→ Brief: Identify each line below that contains the word "heading", and copy it out.

→ Excerpted records:

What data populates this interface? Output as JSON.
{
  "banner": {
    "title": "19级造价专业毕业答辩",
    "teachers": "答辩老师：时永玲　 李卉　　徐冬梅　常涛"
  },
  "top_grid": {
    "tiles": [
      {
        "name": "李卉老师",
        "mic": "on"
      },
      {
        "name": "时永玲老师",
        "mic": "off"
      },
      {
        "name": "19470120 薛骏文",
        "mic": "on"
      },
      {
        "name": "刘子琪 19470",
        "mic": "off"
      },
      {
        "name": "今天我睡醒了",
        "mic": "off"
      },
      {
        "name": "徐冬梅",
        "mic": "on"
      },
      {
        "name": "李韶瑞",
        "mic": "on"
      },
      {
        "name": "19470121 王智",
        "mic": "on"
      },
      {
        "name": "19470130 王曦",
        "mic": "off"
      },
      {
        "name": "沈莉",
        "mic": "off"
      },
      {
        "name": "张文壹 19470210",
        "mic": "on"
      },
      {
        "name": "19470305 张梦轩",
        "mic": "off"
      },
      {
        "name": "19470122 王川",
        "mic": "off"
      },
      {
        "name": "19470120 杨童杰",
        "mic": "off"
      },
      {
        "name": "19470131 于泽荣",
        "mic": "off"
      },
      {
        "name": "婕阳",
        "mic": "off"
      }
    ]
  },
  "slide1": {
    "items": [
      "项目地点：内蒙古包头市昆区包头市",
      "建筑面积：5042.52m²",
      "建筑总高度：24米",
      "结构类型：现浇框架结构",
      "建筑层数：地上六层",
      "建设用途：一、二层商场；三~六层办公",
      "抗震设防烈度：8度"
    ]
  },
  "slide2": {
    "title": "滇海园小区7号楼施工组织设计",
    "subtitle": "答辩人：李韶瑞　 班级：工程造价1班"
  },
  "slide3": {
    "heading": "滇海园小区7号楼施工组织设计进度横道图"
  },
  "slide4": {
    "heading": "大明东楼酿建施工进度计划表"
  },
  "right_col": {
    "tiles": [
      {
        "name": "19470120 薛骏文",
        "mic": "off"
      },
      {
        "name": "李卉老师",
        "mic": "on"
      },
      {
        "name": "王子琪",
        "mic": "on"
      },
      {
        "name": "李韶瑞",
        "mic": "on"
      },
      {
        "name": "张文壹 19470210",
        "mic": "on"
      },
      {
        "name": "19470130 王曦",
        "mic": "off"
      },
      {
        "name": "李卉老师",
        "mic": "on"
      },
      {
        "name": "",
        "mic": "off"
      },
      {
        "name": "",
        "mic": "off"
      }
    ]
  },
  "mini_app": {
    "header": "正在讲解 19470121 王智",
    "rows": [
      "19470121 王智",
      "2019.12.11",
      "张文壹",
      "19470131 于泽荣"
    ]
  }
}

→ Expected answer:
    "heading": "滇海园小区7号楼施工组织设计进度横道图"
    "heading": "大明东楼酿建施工进度计划表"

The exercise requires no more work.